[[ Data provided, beginning ]]
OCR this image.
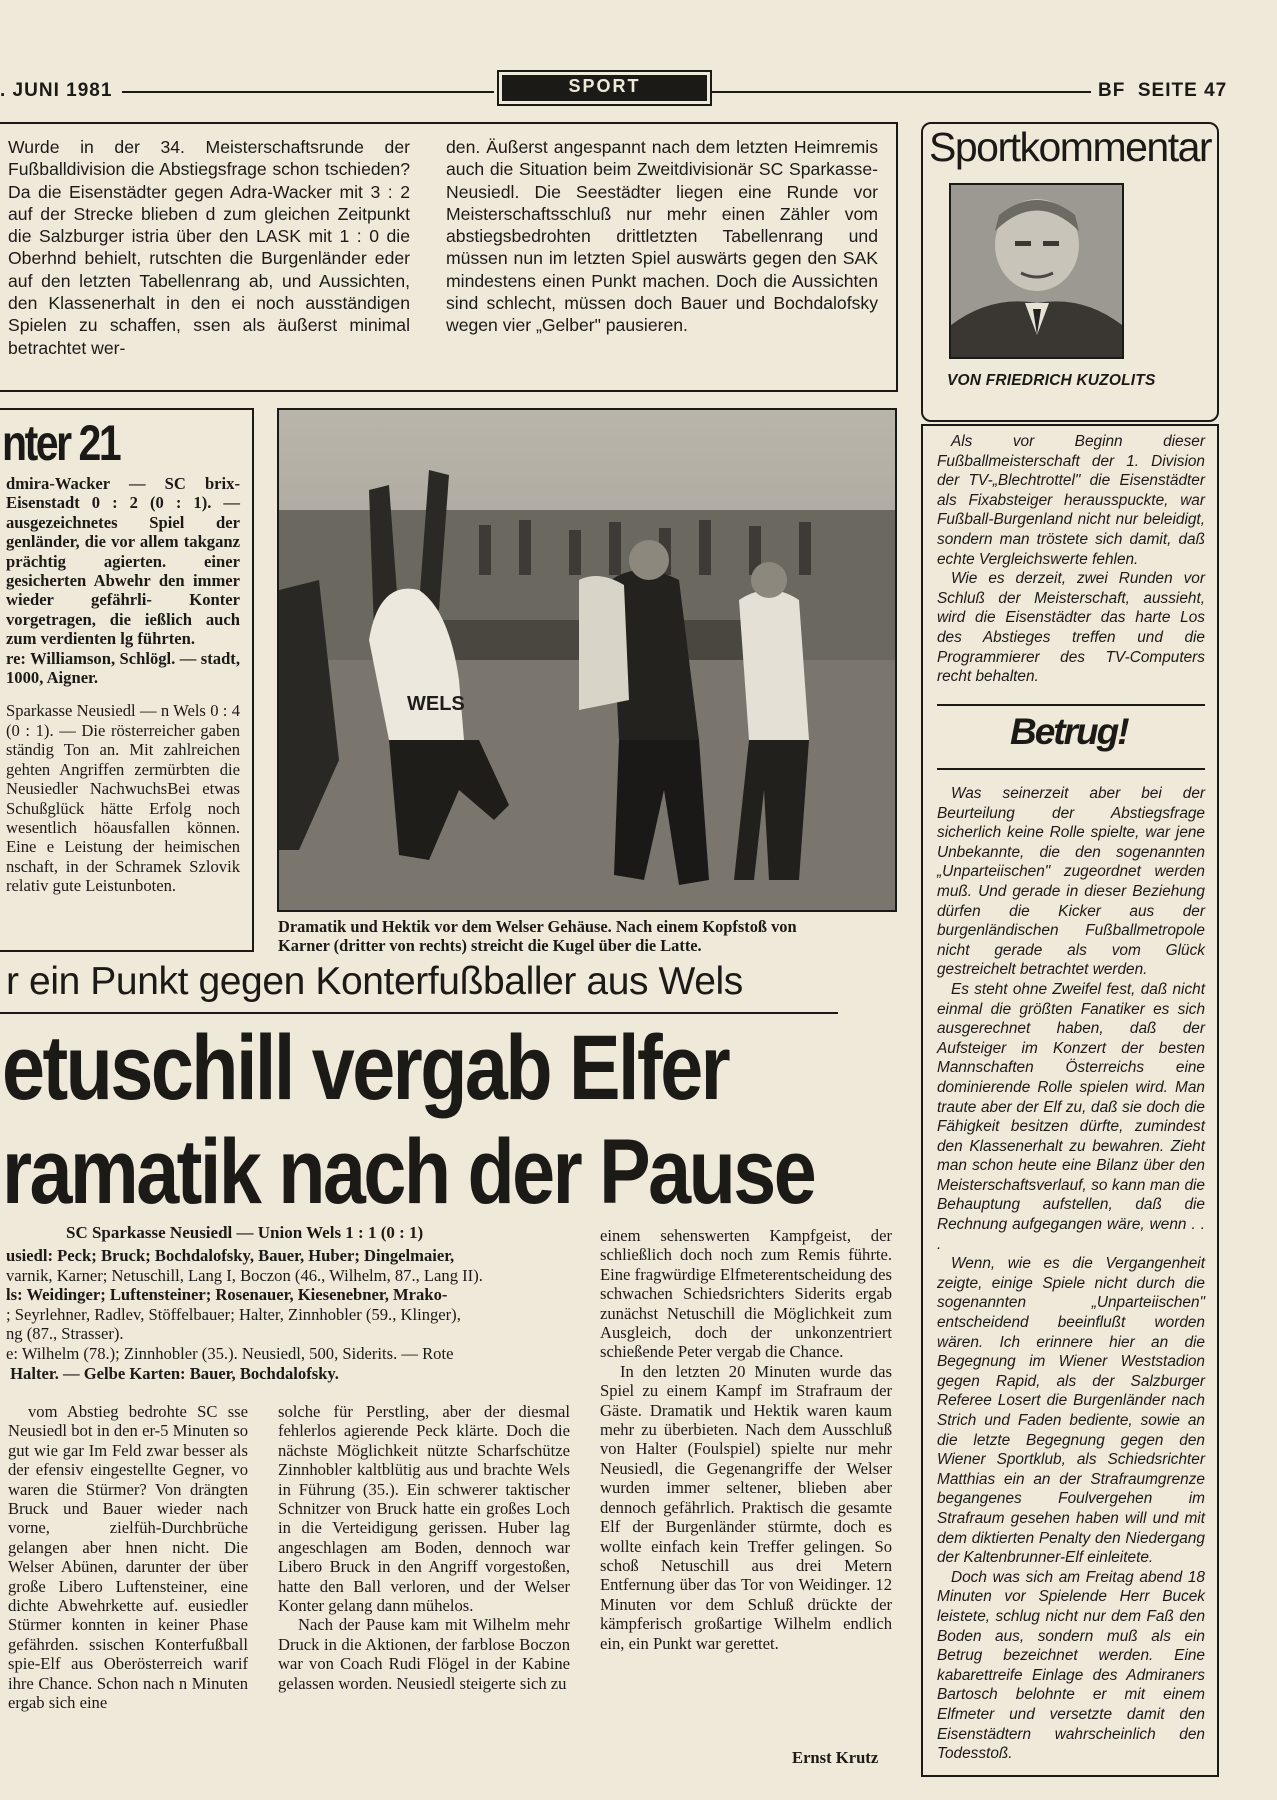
. JUNI 1981	SPORT	BF  SEITE 47
Wurde in der 34. Meisterschaftsrunde der Fußballdivision die Abstiegsfrage schon tschieden? Da die Eisenstädter gegen Adra-Wacker mit 3 : 2 auf der Strecke blieben d zum gleichen Zeitpunkt die Salzburger istria über den LASK mit 1 : 0 die Oberhnd behielt, rutschten die Burgenländer eder auf den letzten Tabellenrang ab, und Aussichten, den Klassenerhalt in den ei noch ausständigen Spielen zu schaffen, ssen als äußerst minimal betrachtet wer-
den. Äußerst angespannt nach dem letzten Heimremis auch die Situation beim Zweitdivisionär SC Sparkasse-Neusiedl. Die Seestädter liegen eine Runde vor Meisterschaftsschluß nur mehr einen Zähler vom abstiegsbedrohten drittletzten Tabellenrang und müssen nun im letzten Spiel auswärts gegen den SAK mindestens einen Punkt machen. Doch die Aussichten sind schlecht, müssen doch Bauer und Bochdalofsky wegen vier „Gelber" pausieren.
Sportkommentar
VON FRIEDRICH KUZOLITS

Als vor Beginn dieser Fußballmeisterschaft der 1. Division der TV-„Blechtrottel" die Eisenstädter als Fixabsteiger herausspuckte, war Fußball-Burgenland nicht nur beleidigt, sondern man tröstete sich damit, daß echte Vergleichswerte fehlen.

Wie es derzeit, zwei Runden vor Schluß der Meisterschaft, aussieht, wird die Eisenstädter das harte Los des Abstieges treffen und die Programmierer des TV-Computers recht behalten.

Betrug!

Was seinerzeit aber bei der Beurteilung der Abstiegsfrage sicherlich keine Rolle spielte, war jene Unbekannte, die den sogenannten „Unparteiischen" zugeordnet werden muß. Und gerade in dieser Beziehung dürfen die Kicker aus der burgenländischen Fußballmetropole nicht gerade als vom Glück gestreichelt betrachtet werden.

Es steht ohne Zweifel fest, daß nicht einmal die größten Fanatiker es sich ausgerechnet haben, daß der Aufsteiger im Konzert der besten Mannschaften Österreichs eine dominierende Rolle spielen wird. Man traute aber der Elf zu, daß sie doch die Fähigkeit besitzen dürfte, zumindest den Klassenerhalt zu bewahren. Zieht man schon heute eine Bilanz über den Meisterschaftsverlauf, so kann man die Behauptung aufstellen, daß die Rechnung aufgegangen wäre, wenn . . .

Wenn, wie es die Vergangenheit zeigte, einige Spiele nicht durch die sogenannten „Unparteiischen" entscheidend beeinflußt worden wären. Ich erinnere hier an die Begegnung im Wiener Weststadion gegen Rapid, als der Salzburger Referee Losert die Burgenländer nach Strich und Faden bediente, sowie an die letzte Begegnung gegen den Wiener Sportklub, als Schiedsrichter Matthias ein an der Strafraumgrenze begangenes Foulvergehen im Strafraum gesehen haben will und mit dem diktierten Penalty den Niedergang der Kaltenbrunner-Elf einleitete.

Doch was sich am Freitag abend 18 Minuten vor Spielende Herr Bucek leistete, schlug nicht nur dem Faß den Boden aus, sondern muß als ein Betrug bezeichnet werden. Eine kabarettreife Einlage des Admiraners Bartosch belohnte er mit einem Elfmeter und versetzte damit den Eisenstädtern wahrscheinlich den Todesstoß.

nter 21

dmira-Wacker — SC brix- Eisenstadt 0 : 2 (0 : 1). — ausgezeichnetes Spiel der genländer, die vor allem takganz prächtig agierten. einer gesicherten Abwehr den immer wieder gefährli- Konter vorgetragen, die ießlich auch zum verdienten lg führten.

re: Williamson, Schlögl. — stadt, 1000, Aigner.

Sparkasse Neusiedl — n Wels 0 : 4 (0 : 1). — Die rösterreicher gaben ständig Ton an. Mit zahlreichen gehten Angriffen zermürbten die Neusiedler NachwuchsBei etwas Schußglück hätte Erfolg noch wesentlich höausfallen können. Eine e Leistung der heimischen nschaft, in der Schramek Szlovik relativ gute Leistunboten.

WELS
Dramatik und Hektik vor dem Welser Gehäuse. Nach einem Kopfstoß von Karner (dritter von rechts) streicht die Kugel über die Latte.
r ein Punkt gegen Konterfußballer aus Wels
etuschill vergab Elfer
ramatik nach der Pause
SC Sparkasse Neusiedl — Union Wels 1 : 1 (0 : 1)
usiedl: Peck; Bruck; Bochdalofsky, Bauer, Huber; Dingelmaier,
varnik, Karner; Netuschill, Lang I, Boczon (46., Wilhelm, 87., Lang II).
ls: Weidinger; Luftensteiner; Rosenauer, Kiesenebner, Mrako-
; Seyrlehner, Radlev, Stöffelbauer; Halter, Zinnhobler (59., Klinger),
ng (87., Strasser).
e: Wilhelm (78.); Zinnhobler (35.). Neusiedl, 500, Siderits. — Rote
Halter. — Gelbe Karten: Bauer, Bochdalofsky.

vom Abstieg bedrohte SC sse Neusiedl bot in den er-5 Minuten so gut wie gar Im Feld zwar besser als der efensiv eingestellte Gegner, vo waren die Stürmer? Von drängten Bruck und Bauer wieder nach vorne, zielfüh-Durchbrüche gelangen aber hnen nicht. Die Welser Abünen, darunter der über große Libero Luftensteiner, eine dichte Abwehrkette auf. eusiedler Stürmer konnten in keiner Phase gefährden. ssischen Konterfußball spie-Elf aus Oberösterreich warif ihre Chance. Schon nach n Minuten ergab sich eine

solche für Perstling, aber der diesmal fehlerlos agierende Peck klärte. Doch die nächste Möglichkeit nützte Scharfschütze Zinnhobler kaltblütig aus und brachte Wels in Führung (35.). Ein schwerer taktischer Schnitzer von Bruck hatte ein großes Loch in die Verteidigung gerissen. Huber lag angeschlagen am Boden, dennoch war Libero Bruck in den Angriff vorgestoßen, hatte den Ball verloren, und der Welser Konter gelang dann mühelos.

Nach der Pause kam mit Wilhelm mehr Druck in die Aktionen, der farblose Boczon war von Coach Rudi Flögel in der Kabine gelassen worden. Neusiedl steigerte sich zu

einem sehenswerten Kampfgeist, der schließlich doch noch zum Remis führte. Eine fragwürdige Elfmeterentscheidung des schwachen Schiedsrichters Siderits ergab zunächst Netuschill die Möglichkeit zum Ausgleich, doch der unkonzentriert schießende Peter vergab die Chance.

In den letzten 20 Minuten wurde das Spiel zu einem Kampf im Strafraum der Gäste. Dramatik und Hektik waren kaum mehr zu überbieten. Nach dem Ausschluß von Halter (Foulspiel) spielte nur mehr Neusiedl, die Gegenangriffe der Welser wurden immer seltener, blieben aber dennoch gefährlich. Praktisch die gesamte Elf der Burgenländer stürmte, doch es wollte einfach kein Treffer gelingen. So schoß Netuschill aus drei Metern Entfernung über das Tor von Weidinger. 12 Minuten vor dem Schluß drückte der kämpferisch großartige Wilhelm endlich ein, ein Punkt war gerettet.

Ernst Krutz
[[ Data provided, end ]]
> Your task: Of the lines in the data, report each one containing the string "Siderits".

> Exercise solution:
e: Wilhelm (78.); Zinnhobler (35.). Neusiedl, 500, Siderits. — Rote
einem sehenswerten Kampfgeist, der schließlich doch noch zum Remis führte. Eine fragwürdige Elfmeterentscheidung des schwachen Schiedsrichters Siderits ergab zunächst Netuschill die Möglichkeit zum Ausgleich, doch der unkonzentriert schießende Peter vergab die Chance.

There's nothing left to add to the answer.